SOURCE MATERIAL »
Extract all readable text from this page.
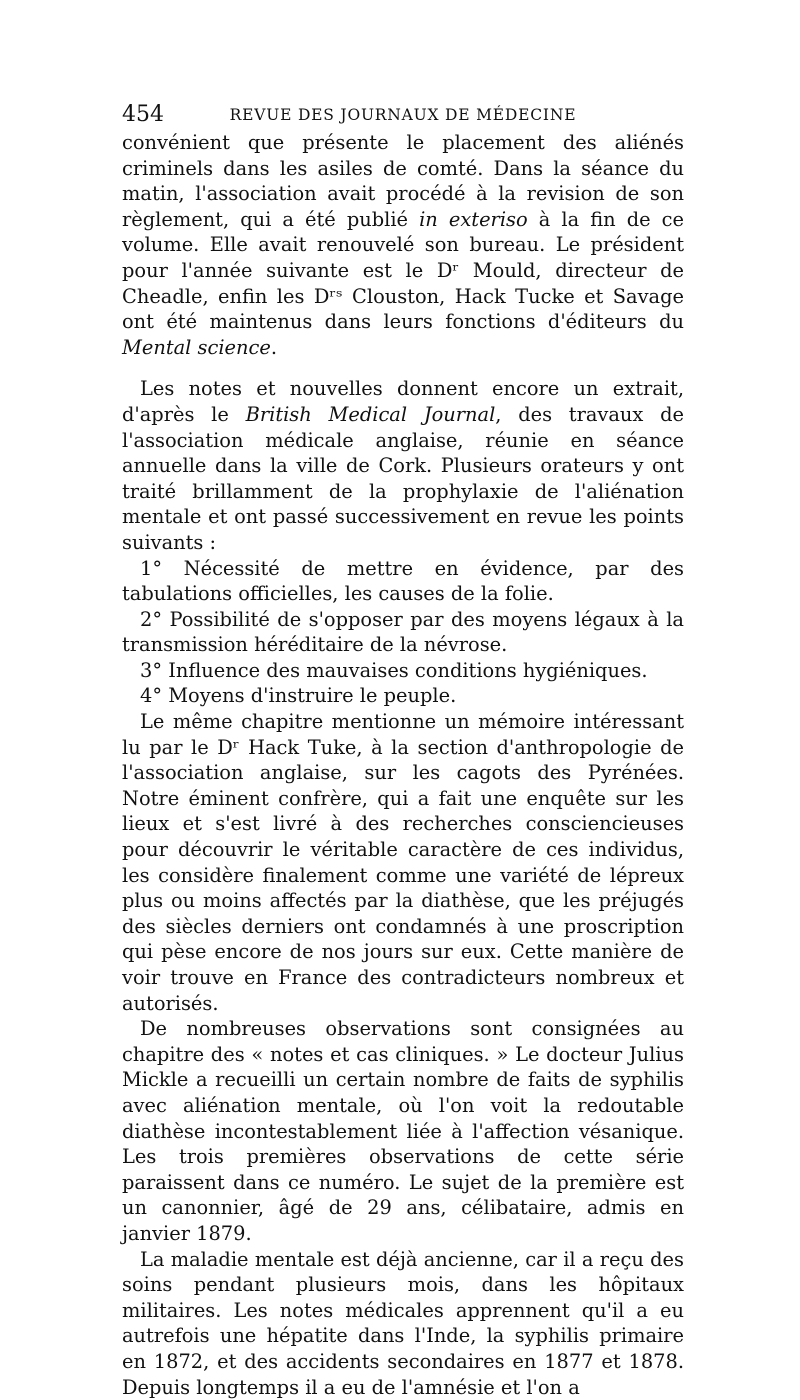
454	REVUE DES JOURNAUX DE MÉDECINE

convénient que présente le placement des aliénés criminels dans les asiles de comté. Dans la séance du matin, l'association avait procédé à la revision de son règlement, qui a été publié in exteriso à la fin de ce volume. Elle avait renouvelé son bureau. Le président pour l'année suivante est le Dʳ Mould, directeur de Cheadle, enfin les Dʳˢ Clouston, Hack Tucke et Savage ont été maintenus dans leurs fonctions d'éditeurs du Mental science.

Les notes et nouvelles donnent encore un extrait, d'après le British Medical Journal, des travaux de l'association médicale anglaise, réunie en séance annuelle dans la ville de Cork. Plusieurs orateurs y ont traité brillamment de la prophylaxie de l'aliénation mentale et ont passé successivement en revue les points suivants :

1° Nécessité de mettre en évidence, par des tabulations officielles, les causes de la folie.

2° Possibilité de s'opposer par des moyens légaux à la transmission héréditaire de la névrose.

3° Influence des mauvaises conditions hygiéniques.

4° Moyens d'instruire le peuple.

Le même chapitre mentionne un mémoire intéressant lu par le Dʳ Hack Tuke, à la section d'anthropologie de l'association anglaise, sur les cagots des Pyrénées. Notre éminent confrère, qui a fait une enquête sur les lieux et s'est livré à des recherches consciencieuses pour découvrir le véritable caractère de ces individus, les considère finalement comme une variété de lépreux plus ou moins affectés par la diathèse, que les préjugés des siècles derniers ont condamnés à une proscription qui pèse encore de nos jours sur eux. Cette manière de voir trouve en France des contradicteurs nombreux et autorisés.

De nombreuses observations sont consignées au chapitre des « notes et cas cliniques. » Le docteur Julius Mickle a recueilli un certain nombre de faits de syphilis avec aliénation mentale, où l'on voit la redoutable diathèse incontestablement liée à l'affection vésanique. Les trois premières observations de cette série paraissent dans ce numéro. Le sujet de la première est un canonnier, âgé de 29 ans, célibataire, admis en janvier 1879.

La maladie mentale est déjà ancienne, car il a reçu des soins pendant plusieurs mois, dans les hôpitaux militaires. Les notes médicales apprennent qu'il a eu autrefois une hépatite dans l'Inde, la syphilis primaire en 1872, et des accidents secondaires en 1877 et 1878. Depuis longtemps il a eu de l'amnésie et l'on a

WORK TO BE COMPLETED »
Go through the entries above and output them exactly, without pictures.

SOLVED PROBLEM »
Extract all readable text from this page.
454	REVUE DES JOURNAUX DE MÉDECINE

convénient que présente le placement des aliénés criminels dans les asiles de comté. Dans la séance du matin, l'association avait procédé à la revision de son règlement, qui a été publié in exteriso à la fin de ce volume. Elle avait renouvelé son bureau. Le président pour l'année suivante est le Dʳ Mould, directeur de Cheadle, enfin les Dʳˢ Clouston, Hack Tucke et Savage ont été maintenus dans leurs fonctions d'éditeurs du Mental science.

Les notes et nouvelles donnent encore un extrait, d'après le British Medical Journal, des travaux de l'association médicale anglaise, réunie en séance annuelle dans la ville de Cork. Plusieurs orateurs y ont traité brillamment de la prophylaxie de l'aliénation mentale et ont passé successivement en revue les points suivants :

1° Nécessité de mettre en évidence, par des tabulations officielles, les causes de la folie.

2° Possibilité de s'opposer par des moyens légaux à la transmission héréditaire de la névrose.

3° Influence des mauvaises conditions hygiéniques.

4° Moyens d'instruire le peuple.

Le même chapitre mentionne un mémoire intéressant lu par le Dʳ Hack Tuke, à la section d'anthropologie de l'association anglaise, sur les cagots des Pyrénées. Notre éminent confrère, qui a fait une enquête sur les lieux et s'est livré à des recherches consciencieuses pour découvrir le véritable caractère de ces individus, les considère finalement comme une variété de lépreux plus ou moins affectés par la diathèse, que les préjugés des siècles derniers ont condamnés à une proscription qui pèse encore de nos jours sur eux. Cette manière de voir trouve en France des contradicteurs nombreux et autorisés.

De nombreuses observations sont consignées au chapitre des « notes et cas cliniques. » Le docteur Julius Mickle a recueilli un certain nombre de faits de syphilis avec aliénation mentale, où l'on voit la redoutable diathèse incontestablement liée à l'affection vésanique. Les trois premières observations de cette série paraissent dans ce numéro. Le sujet de la première est un canonnier, âgé de 29 ans, célibataire, admis en janvier 1879.

La maladie mentale est déjà ancienne, car il a reçu des soins pendant plusieurs mois, dans les hôpitaux militaires. Les notes médicales apprennent qu'il a eu autrefois une hépatite dans l'Inde, la syphilis primaire en 1872, et des accidents secondaires en 1877 et 1878. Depuis longtemps il a eu de l'amnésie et l'on a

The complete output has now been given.